§ Aim of the task
Do not carry the pictures over; copy every other part of the entries exactly.

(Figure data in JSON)
== == ==
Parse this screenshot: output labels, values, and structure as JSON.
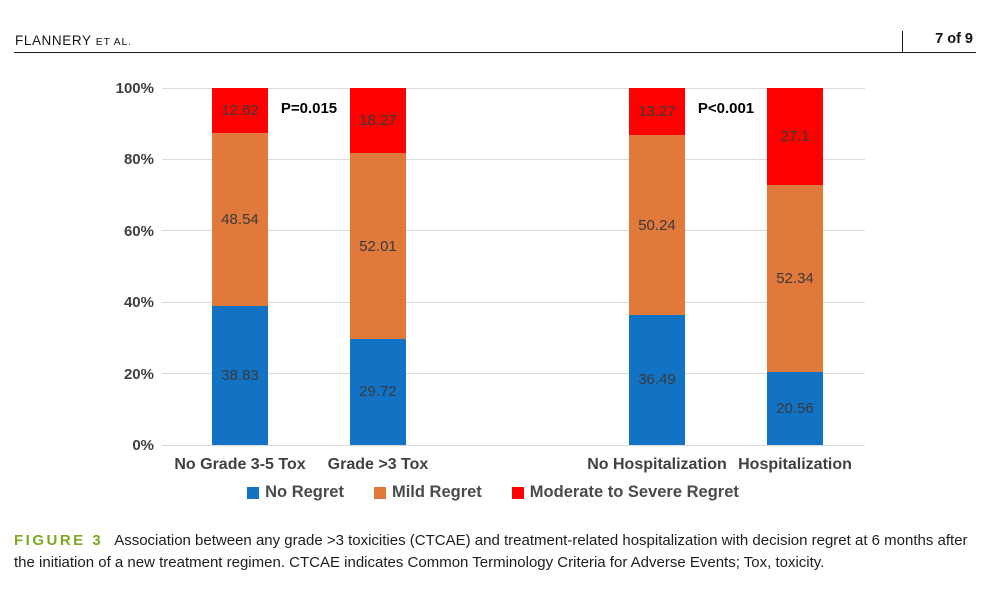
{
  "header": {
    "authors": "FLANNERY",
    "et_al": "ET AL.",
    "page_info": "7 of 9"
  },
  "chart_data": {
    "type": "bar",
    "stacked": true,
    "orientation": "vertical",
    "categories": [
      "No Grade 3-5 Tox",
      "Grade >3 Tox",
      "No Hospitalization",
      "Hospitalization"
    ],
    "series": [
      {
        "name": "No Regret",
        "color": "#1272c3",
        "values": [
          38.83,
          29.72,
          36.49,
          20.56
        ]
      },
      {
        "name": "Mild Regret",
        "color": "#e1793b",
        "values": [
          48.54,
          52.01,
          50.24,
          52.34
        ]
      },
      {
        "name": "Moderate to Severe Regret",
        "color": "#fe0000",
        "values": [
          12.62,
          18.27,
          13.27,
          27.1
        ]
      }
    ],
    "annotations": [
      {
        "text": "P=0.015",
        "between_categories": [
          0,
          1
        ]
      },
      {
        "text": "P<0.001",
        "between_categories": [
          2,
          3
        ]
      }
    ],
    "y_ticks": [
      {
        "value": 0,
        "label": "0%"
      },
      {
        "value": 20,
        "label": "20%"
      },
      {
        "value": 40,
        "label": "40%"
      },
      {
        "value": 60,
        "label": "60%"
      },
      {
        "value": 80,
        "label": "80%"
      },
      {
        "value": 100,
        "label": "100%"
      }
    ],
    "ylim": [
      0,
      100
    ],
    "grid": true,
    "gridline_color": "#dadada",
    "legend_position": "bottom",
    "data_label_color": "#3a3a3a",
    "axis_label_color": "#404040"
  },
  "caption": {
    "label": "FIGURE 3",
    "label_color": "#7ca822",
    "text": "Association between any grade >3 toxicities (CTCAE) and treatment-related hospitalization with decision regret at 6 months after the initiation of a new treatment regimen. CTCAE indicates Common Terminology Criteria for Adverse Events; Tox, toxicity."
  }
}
== == ==
§ Completed exercise
Parse this screenshot: output labels, values, and structure as JSON.
{
  "header": {
    "authors": "FLANNERY",
    "et_al": "ET AL.",
    "page_info": "7 of 9"
  },
  "chart_data": {
    "type": "bar",
    "stacked": true,
    "orientation": "vertical",
    "categories": [
      "No Grade 3-5 Tox",
      "Grade >3 Tox",
      "No Hospitalization",
      "Hospitalization"
    ],
    "series": [
      {
        "name": "No Regret",
        "color": "#1272c3",
        "values": [
          38.83,
          29.72,
          36.49,
          20.56
        ]
      },
      {
        "name": "Mild Regret",
        "color": "#e1793b",
        "values": [
          48.54,
          52.01,
          50.24,
          52.34
        ]
      },
      {
        "name": "Moderate to Severe Regret",
        "color": "#fe0000",
        "values": [
          12.62,
          18.27,
          13.27,
          27.1
        ]
      }
    ],
    "annotations": [
      {
        "text": "P=0.015",
        "between_categories": [
          0,
          1
        ]
      },
      {
        "text": "P<0.001",
        "between_categories": [
          2,
          3
        ]
      }
    ],
    "y_ticks": [
      {
        "value": 0,
        "label": "0%"
      },
      {
        "value": 20,
        "label": "20%"
      },
      {
        "value": 40,
        "label": "40%"
      },
      {
        "value": 60,
        "label": "60%"
      },
      {
        "value": 80,
        "label": "80%"
      },
      {
        "value": 100,
        "label": "100%"
      }
    ],
    "ylim": [
      0,
      100
    ],
    "grid": true,
    "gridline_color": "#dadada",
    "legend_position": "bottom",
    "data_label_color": "#3a3a3a",
    "axis_label_color": "#404040"
  },
  "caption": {
    "label": "FIGURE 3",
    "label_color": "#7ca822",
    "text": "Association between any grade >3 toxicities (CTCAE) and treatment-related hospitalization with decision regret at 6 months after the initiation of a new treatment regimen. CTCAE indicates Common Terminology Criteria for Adverse Events; Tox, toxicity."
  }
}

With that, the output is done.